* BEGIN *
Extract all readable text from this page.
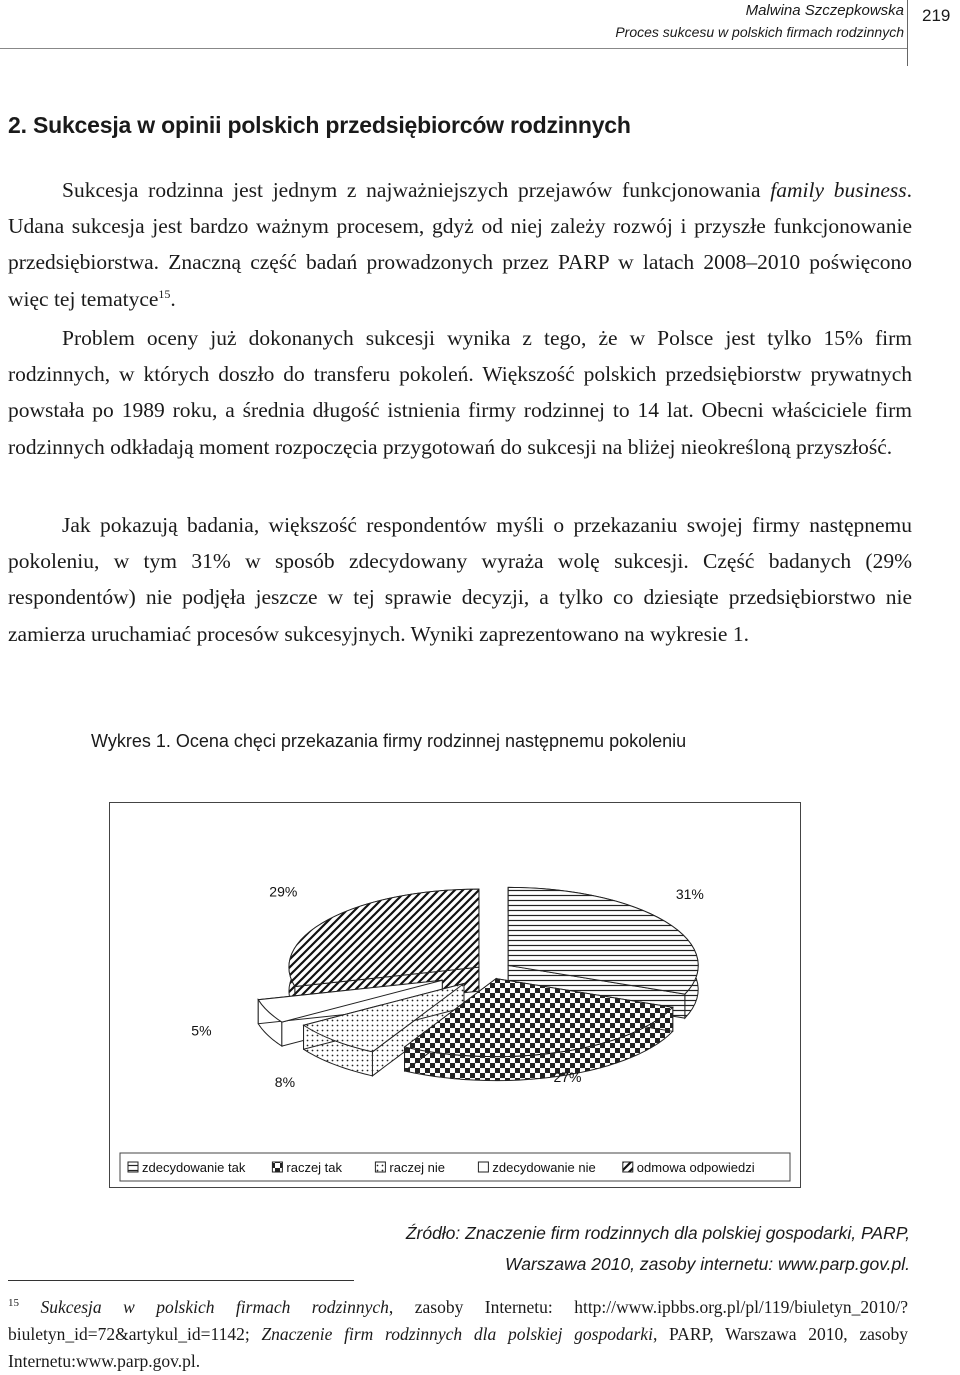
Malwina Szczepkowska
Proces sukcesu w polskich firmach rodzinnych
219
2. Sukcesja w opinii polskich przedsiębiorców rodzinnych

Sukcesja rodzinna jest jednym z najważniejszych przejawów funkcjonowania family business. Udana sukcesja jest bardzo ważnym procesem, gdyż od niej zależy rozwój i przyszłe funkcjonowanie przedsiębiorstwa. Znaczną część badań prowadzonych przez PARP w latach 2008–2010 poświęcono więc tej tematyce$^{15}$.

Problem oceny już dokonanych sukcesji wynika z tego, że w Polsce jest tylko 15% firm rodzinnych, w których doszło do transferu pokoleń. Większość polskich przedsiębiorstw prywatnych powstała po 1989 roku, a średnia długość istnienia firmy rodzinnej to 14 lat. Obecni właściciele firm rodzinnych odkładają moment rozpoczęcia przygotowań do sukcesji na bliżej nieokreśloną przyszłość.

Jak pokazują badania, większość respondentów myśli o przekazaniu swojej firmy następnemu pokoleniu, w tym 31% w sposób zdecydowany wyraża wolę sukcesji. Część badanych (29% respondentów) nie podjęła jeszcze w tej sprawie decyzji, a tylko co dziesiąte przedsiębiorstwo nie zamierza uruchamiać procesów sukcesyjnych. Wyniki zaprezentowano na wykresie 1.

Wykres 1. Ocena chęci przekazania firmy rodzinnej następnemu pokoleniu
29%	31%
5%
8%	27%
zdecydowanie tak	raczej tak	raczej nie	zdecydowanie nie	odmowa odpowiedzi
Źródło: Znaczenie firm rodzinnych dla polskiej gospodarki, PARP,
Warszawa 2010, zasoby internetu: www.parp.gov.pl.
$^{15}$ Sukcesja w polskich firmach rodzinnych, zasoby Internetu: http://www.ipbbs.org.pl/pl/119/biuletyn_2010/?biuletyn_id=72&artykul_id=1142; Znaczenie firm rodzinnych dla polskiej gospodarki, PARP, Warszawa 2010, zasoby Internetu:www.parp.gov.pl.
* END *
** EXERCISE **
Repeat all the data as it stands, dropping any images it holds.

** RESPONSE TO THIS TASK **
Extract all readable text from this page.
Malwina Szczepkowska
Proces sukcesu w polskich firmach rodzinnych
219
2. Sukcesja w opinii polskich przedsiębiorców rodzinnych

Sukcesja rodzinna jest jednym z najważniejszych przejawów funkcjonowania family business. Udana sukcesja jest bardzo ważnym procesem, gdyż od niej zależy rozwój i przyszłe funkcjonowanie przedsiębiorstwa. Znaczną część badań prowadzonych przez PARP w latach 2008–2010 poświęcono więc tej tematyce$^{15}$.

Problem oceny już dokonanych sukcesji wynika z tego, że w Polsce jest tylko 15% firm rodzinnych, w których doszło do transferu pokoleń. Większość polskich przedsiębiorstw prywatnych powstała po 1989 roku, a średnia długość istnienia firmy rodzinnej to 14 lat. Obecni właściciele firm rodzinnych odkładają moment rozpoczęcia przygotowań do sukcesji na bliżej nieokreśloną przyszłość.

Jak pokazują badania, większość respondentów myśli o przekazaniu swojej firmy następnemu pokoleniu, w tym 31% w sposób zdecydowany wyraża wolę sukcesji. Część badanych (29% respondentów) nie podjęła jeszcze w tej sprawie decyzji, a tylko co dziesiąte przedsiębiorstwo nie zamierza uruchamiać procesów sukcesyjnych. Wyniki zaprezentowano na wykresie 1.

Wykres 1. Ocena chęci przekazania firmy rodzinnej następnemu pokoleniu
29%	31%
5%
8%	27%
zdecydowanie tak	raczej tak	raczej nie	zdecydowanie nie	odmowa odpowiedzi
Źródło: Znaczenie firm rodzinnych dla polskiej gospodarki, PARP,
Warszawa 2010, zasoby internetu: www.parp.gov.pl.
$^{15}$ Sukcesja w polskich firmach rodzinnych, zasoby Internetu: http://www.ipbbs.org.pl/pl/119/biuletyn_2010/?biuletyn_id=72&artykul_id=1142; Znaczenie firm rodzinnych dla polskiej gospodarki, PARP, Warszawa 2010, zasoby Internetu:www.parp.gov.pl.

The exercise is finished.